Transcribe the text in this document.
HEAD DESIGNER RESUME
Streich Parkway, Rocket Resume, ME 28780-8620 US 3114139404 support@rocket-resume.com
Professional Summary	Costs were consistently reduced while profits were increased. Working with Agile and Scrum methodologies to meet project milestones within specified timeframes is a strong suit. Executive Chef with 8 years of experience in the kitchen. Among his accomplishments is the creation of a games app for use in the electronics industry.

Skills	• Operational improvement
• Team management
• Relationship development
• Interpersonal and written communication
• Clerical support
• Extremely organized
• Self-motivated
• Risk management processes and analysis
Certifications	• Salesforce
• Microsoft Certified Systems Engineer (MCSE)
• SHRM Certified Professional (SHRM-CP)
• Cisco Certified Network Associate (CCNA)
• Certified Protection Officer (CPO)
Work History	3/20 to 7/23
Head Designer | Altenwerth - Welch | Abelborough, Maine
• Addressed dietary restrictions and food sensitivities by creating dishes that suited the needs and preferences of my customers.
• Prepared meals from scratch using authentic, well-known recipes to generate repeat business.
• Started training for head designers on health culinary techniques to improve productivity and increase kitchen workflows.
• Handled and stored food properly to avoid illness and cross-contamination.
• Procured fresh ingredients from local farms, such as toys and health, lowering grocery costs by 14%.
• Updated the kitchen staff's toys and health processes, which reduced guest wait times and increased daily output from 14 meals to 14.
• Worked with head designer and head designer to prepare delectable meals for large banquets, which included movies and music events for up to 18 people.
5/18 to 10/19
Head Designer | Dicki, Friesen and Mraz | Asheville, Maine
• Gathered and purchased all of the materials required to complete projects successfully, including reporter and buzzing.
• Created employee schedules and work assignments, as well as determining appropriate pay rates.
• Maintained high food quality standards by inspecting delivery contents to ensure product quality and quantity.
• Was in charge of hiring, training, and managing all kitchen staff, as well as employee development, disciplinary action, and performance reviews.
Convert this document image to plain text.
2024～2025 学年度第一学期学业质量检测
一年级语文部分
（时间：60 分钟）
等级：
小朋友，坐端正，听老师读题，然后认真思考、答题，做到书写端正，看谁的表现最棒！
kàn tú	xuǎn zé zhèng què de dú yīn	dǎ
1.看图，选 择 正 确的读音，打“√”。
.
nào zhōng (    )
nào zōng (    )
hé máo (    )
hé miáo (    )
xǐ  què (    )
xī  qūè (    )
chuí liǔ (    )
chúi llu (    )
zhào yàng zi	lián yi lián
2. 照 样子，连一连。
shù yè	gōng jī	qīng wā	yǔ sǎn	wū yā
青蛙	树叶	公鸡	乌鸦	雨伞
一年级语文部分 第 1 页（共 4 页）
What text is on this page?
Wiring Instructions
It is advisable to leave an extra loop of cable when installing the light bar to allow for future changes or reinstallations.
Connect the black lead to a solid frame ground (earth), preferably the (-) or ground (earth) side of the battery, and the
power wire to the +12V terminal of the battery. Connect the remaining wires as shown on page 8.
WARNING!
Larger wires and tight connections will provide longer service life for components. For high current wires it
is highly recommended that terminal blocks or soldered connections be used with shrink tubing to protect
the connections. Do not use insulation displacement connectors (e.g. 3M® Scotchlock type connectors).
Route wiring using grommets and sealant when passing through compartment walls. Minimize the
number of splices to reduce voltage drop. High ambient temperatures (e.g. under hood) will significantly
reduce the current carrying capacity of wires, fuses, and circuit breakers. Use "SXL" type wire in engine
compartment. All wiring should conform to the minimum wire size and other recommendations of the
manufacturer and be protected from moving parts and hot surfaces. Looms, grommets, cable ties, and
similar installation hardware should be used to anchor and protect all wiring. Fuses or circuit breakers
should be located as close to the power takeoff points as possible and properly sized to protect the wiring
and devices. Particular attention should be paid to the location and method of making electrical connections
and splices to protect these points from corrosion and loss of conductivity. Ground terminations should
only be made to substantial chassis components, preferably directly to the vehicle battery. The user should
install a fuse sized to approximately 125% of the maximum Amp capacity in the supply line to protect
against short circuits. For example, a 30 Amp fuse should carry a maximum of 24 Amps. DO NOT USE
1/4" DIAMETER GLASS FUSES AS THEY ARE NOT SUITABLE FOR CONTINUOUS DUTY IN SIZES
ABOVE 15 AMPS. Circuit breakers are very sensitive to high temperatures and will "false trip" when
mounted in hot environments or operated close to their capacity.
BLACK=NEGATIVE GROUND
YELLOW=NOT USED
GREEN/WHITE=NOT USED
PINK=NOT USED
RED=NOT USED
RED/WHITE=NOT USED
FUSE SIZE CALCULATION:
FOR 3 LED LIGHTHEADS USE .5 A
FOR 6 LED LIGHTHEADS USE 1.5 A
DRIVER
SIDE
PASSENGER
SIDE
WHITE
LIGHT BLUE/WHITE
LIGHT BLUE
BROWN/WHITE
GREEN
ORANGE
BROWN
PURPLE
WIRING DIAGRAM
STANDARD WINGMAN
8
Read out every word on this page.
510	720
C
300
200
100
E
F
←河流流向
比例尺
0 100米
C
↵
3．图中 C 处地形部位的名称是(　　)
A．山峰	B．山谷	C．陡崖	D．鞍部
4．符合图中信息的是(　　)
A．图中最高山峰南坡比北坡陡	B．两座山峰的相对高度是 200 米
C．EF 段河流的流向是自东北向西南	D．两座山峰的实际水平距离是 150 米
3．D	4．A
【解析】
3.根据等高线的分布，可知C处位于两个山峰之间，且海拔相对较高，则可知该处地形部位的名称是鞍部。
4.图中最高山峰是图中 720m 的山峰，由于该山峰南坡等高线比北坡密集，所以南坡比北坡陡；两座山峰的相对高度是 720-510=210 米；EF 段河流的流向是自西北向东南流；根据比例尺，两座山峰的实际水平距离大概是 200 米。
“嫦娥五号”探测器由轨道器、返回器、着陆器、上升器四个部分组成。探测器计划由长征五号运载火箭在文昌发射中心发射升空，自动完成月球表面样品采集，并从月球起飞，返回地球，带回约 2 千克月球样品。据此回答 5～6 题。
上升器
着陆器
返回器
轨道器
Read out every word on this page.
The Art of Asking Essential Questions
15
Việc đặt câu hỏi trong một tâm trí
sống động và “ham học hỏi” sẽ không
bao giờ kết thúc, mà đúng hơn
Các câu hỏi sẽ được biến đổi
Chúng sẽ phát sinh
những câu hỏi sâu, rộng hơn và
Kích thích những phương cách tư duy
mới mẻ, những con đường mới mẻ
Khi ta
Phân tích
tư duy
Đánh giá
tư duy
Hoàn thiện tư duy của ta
+++++
- Exercise brief
Reproduce each entry exactly, leaving out nothing.

- Written solution
Transcribe the text in this document.
HEAD DESIGNER RESUME
Streich Parkway, Rocket Resume, ME 28780-8620 US 3114139404 support@rocket-resume.com
Professional Summary	Costs were consistently reduced while profits were increased. Working with Agile and Scrum methodologies to meet project milestones within specified timeframes is a strong suit. Executive Chef with 8 years of experience in the kitchen. Among his accomplishments is the creation of a games app for use in the electronics industry.

Skills	• Operational improvement
• Team management
• Relationship development
• Interpersonal and written communication
• Clerical support
• Extremely organized
• Self-motivated
• Risk management processes and analysis
Certifications	• Salesforce
• Microsoft Certified Systems Engineer (MCSE)
• SHRM Certified Professional (SHRM-CP)
• Cisco Certified Network Associate (CCNA)
• Certified Protection Officer (CPO)
Work History	3/20 to 7/23
Head Designer | Altenwerth - Welch | Abelborough, Maine
• Addressed dietary restrictions and food sensitivities by creating dishes that suited the needs and preferences of my customers.
• Prepared meals from scratch using authentic, well-known recipes to generate repeat business.
• Started training for head designers on health culinary techniques to improve productivity and increase kitchen workflows.
• Handled and stored food properly to avoid illness and cross-contamination.
• Procured fresh ingredients from local farms, such as toys and health, lowering grocery costs by 14%.
• Updated the kitchen staff's toys and health processes, which reduced guest wait times and increased daily output from 14 meals to 14.
• Worked with head designer and head designer to prepare delectable meals for large banquets, which included movies and music events for up to 18 people.
5/18 to 10/19
Head Designer | Dicki, Friesen and Mraz | Asheville, Maine
• Gathered and purchased all of the materials required to complete projects successfully, including reporter and buzzing.
• Created employee schedules and work assignments, as well as determining appropriate pay rates.
• Maintained high food quality standards by inspecting delivery contents to ensure product quality and quantity.
• Was in charge of hiring, training, and managing all kitchen staff, as well as employee development, disciplinary action, and performance reviews.
Convert this document image to plain text.
2024～2025 学年度第一学期学业质量检测
一年级语文部分
（时间：60 分钟）
等级：
小朋友，坐端正，听老师读题，然后认真思考、答题，做到书写端正，看谁的表现最棒！
kàn tú	xuǎn zé zhèng què de dú yīn	dǎ
1.看图，选 择 正 确的读音，打“√”。
.
nào zhōng (    )
nào zōng (    )
hé máo (    )
hé miáo (    )
xǐ  què (    )
xī  qūè (    )
chuí liǔ (    )
chúi llu (    )
zhào yàng zi	lián yi lián
2. 照 样子，连一连。
shù yè	gōng jī	qīng wā	yǔ sǎn	wū yā
青蛙	树叶	公鸡	乌鸦	雨伞
一年级语文部分 第 1 页（共 4 页）
What text is on this page?
Wiring Instructions
It is advisable to leave an extra loop of cable when installing the light bar to allow for future changes or reinstallations.
Connect the black lead to a solid frame ground (earth), preferably the (-) or ground (earth) side of the battery, and the
power wire to the +12V terminal of the battery. Connect the remaining wires as shown on page 8.
WARNING!
Larger wires and tight connections will provide longer service life for components. For high current wires it
is highly recommended that terminal blocks or soldered connections be used with shrink tubing to protect
the connections. Do not use insulation displacement connectors (e.g. 3M® Scotchlock type connectors).
Route wiring using grommets and sealant when passing through compartment walls. Minimize the
number of splices to reduce voltage drop. High ambient temperatures (e.g. under hood) will significantly
reduce the current carrying capacity of wires, fuses, and circuit breakers. Use "SXL" type wire in engine
compartment. All wiring should conform to the minimum wire size and other recommendations of the
manufacturer and be protected from moving parts and hot surfaces. Looms, grommets, cable ties, and
similar installation hardware should be used to anchor and protect all wiring. Fuses or circuit breakers
should be located as close to the power takeoff points as possible and properly sized to protect the wiring
and devices. Particular attention should be paid to the location and method of making electrical connections
and splices to protect these points from corrosion and loss of conductivity. Ground terminations should
only be made to substantial chassis components, preferably directly to the vehicle battery. The user should
install a fuse sized to approximately 125% of the maximum Amp capacity in the supply line to protect
against short circuits. For example, a 30 Amp fuse should carry a maximum of 24 Amps. DO NOT USE
1/4" DIAMETER GLASS FUSES AS THEY ARE NOT SUITABLE FOR CONTINUOUS DUTY IN SIZES
ABOVE 15 AMPS. Circuit breakers are very sensitive to high temperatures and will "false trip" when
mounted in hot environments or operated close to their capacity.
BLACK=NEGATIVE GROUND
YELLOW=NOT USED
GREEN/WHITE=NOT USED
PINK=NOT USED
RED=NOT USED
RED/WHITE=NOT USED
FUSE SIZE CALCULATION:
FOR 3 LED LIGHTHEADS USE .5 A
FOR 6 LED LIGHTHEADS USE 1.5 A
DRIVER
SIDE
PASSENGER
SIDE
WHITE
LIGHT BLUE/WHITE
LIGHT BLUE
BROWN/WHITE
GREEN
ORANGE
BROWN
PURPLE
WIRING DIAGRAM
STANDARD WINGMAN
8
Read out every word on this page.
510	720
C
300
200
100
E
F
←河流流向
比例尺
0 100米
C
↵
3．图中 C 处地形部位的名称是(　　)
A．山峰	B．山谷	C．陡崖	D．鞍部
4．符合图中信息的是(　　)
A．图中最高山峰南坡比北坡陡	B．两座山峰的相对高度是 200 米
C．EF 段河流的流向是自东北向西南	D．两座山峰的实际水平距离是 150 米
3．D	4．A
【解析】
3.根据等高线的分布，可知C处位于两个山峰之间，且海拔相对较高，则可知该处地形部位的名称是鞍部。
4.图中最高山峰是图中 720m 的山峰，由于该山峰南坡等高线比北坡密集，所以南坡比北坡陡；两座山峰的相对高度是 720-510=210 米；EF 段河流的流向是自西北向东南流；根据比例尺，两座山峰的实际水平距离大概是 200 米。
“嫦娥五号”探测器由轨道器、返回器、着陆器、上升器四个部分组成。探测器计划由长征五号运载火箭在文昌发射中心发射升空，自动完成月球表面样品采集，并从月球起飞，返回地球，带回约 2 千克月球样品。据此回答 5～6 题。
上升器
着陆器
返回器
轨道器
Read out every word on this page.
The Art of Asking Essential Questions
15
Việc đặt câu hỏi trong một tâm trí
sống động và “ham học hỏi” sẽ không
bao giờ kết thúc, mà đúng hơn
Các câu hỏi sẽ được biến đổi
Chúng sẽ phát sinh
những câu hỏi sâu, rộng hơn và
Kích thích những phương cách tư duy
mới mẻ, những con đường mới mẻ
Khi ta
Phân tích
tư duy
Đánh giá
tư duy
Hoàn thiện tư duy của ta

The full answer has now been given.